[WHAT YOU ARE ASKED TO DO]: Scan the material below for the word "Juden", then copy every line in which it appears.

- - -

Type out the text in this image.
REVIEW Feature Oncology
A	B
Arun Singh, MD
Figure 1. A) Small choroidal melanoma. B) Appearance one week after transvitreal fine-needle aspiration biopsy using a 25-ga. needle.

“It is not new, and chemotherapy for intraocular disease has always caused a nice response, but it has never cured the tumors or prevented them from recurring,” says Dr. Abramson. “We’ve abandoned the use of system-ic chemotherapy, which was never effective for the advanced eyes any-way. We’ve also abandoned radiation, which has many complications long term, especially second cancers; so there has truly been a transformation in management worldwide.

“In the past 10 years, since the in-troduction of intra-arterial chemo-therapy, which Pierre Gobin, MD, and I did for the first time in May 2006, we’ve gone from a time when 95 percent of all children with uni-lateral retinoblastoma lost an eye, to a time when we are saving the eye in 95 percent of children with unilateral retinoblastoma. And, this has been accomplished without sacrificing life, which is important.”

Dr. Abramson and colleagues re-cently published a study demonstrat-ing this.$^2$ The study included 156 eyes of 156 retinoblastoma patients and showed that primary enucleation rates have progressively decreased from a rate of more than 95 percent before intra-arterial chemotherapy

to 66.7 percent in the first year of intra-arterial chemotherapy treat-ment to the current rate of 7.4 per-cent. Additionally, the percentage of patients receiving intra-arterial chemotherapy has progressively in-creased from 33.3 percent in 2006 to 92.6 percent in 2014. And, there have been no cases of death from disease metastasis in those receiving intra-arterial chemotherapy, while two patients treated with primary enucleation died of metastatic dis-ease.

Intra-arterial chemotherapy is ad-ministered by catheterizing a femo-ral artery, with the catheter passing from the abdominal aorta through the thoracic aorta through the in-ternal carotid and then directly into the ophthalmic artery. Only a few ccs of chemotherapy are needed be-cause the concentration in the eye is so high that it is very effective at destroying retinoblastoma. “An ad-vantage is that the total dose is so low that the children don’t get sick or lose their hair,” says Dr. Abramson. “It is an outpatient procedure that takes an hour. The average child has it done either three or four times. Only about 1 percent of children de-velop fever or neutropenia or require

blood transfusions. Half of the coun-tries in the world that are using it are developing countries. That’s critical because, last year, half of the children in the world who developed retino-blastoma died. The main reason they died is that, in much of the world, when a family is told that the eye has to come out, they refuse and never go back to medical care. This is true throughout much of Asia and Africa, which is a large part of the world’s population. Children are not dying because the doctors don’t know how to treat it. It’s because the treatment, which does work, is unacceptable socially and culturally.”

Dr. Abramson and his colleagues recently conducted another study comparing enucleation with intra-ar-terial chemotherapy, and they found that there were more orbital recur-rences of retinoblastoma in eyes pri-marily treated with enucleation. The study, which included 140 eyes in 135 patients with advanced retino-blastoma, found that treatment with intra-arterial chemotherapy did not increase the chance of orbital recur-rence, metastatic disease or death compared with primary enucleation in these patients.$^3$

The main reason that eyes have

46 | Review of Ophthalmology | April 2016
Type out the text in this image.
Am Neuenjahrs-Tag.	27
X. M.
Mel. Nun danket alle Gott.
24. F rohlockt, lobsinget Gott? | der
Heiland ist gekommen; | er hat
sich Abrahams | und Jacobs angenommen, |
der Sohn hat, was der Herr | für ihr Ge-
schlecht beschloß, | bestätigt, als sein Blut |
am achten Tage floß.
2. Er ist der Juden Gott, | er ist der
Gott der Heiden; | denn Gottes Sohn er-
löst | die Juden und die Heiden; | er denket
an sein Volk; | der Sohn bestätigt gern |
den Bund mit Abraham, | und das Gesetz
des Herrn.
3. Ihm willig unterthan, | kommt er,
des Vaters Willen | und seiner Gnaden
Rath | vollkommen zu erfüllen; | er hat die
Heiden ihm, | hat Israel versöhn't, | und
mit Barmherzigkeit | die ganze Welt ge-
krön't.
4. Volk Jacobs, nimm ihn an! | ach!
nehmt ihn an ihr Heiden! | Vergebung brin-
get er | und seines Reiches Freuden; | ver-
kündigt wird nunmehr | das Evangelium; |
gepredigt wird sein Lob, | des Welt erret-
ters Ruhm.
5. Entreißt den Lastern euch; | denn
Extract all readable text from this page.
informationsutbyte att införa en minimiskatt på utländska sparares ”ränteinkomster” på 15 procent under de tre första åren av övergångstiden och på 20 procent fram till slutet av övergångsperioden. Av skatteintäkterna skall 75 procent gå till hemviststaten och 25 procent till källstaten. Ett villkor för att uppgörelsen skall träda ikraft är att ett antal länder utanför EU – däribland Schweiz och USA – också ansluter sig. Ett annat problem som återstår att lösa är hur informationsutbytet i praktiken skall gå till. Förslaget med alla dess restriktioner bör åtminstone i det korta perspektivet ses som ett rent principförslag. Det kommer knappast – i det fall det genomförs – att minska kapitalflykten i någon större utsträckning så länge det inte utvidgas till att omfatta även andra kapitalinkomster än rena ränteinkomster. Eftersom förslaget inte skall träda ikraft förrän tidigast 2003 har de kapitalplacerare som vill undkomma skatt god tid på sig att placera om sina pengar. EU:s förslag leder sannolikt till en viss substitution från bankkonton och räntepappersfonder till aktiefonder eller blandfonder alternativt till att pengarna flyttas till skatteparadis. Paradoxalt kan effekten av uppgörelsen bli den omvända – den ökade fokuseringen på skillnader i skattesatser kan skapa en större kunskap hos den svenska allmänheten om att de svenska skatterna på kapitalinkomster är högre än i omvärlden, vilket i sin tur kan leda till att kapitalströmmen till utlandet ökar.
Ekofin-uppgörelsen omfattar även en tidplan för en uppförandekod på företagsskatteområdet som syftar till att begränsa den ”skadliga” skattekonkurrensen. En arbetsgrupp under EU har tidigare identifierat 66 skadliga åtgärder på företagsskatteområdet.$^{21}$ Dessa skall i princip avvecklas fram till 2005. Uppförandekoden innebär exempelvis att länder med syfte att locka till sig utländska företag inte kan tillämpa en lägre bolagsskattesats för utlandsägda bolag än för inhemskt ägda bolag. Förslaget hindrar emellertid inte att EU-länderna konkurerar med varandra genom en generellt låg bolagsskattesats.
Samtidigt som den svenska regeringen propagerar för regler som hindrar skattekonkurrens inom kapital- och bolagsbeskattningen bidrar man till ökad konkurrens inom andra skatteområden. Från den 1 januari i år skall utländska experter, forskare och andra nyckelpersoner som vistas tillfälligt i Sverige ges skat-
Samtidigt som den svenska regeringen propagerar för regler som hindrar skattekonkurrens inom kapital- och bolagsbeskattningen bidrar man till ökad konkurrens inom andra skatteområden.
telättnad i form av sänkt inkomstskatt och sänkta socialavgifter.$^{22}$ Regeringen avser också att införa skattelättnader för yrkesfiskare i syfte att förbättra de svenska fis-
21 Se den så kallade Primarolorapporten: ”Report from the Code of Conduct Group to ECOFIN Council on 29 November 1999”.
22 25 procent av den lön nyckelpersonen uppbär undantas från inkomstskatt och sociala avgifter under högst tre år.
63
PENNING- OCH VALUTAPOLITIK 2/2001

- - -

[REPLY TO THE EXERCISE]:
2. Er ist der Juden Gott, | er ist der
löst | die Juden und die Heiden; | er denket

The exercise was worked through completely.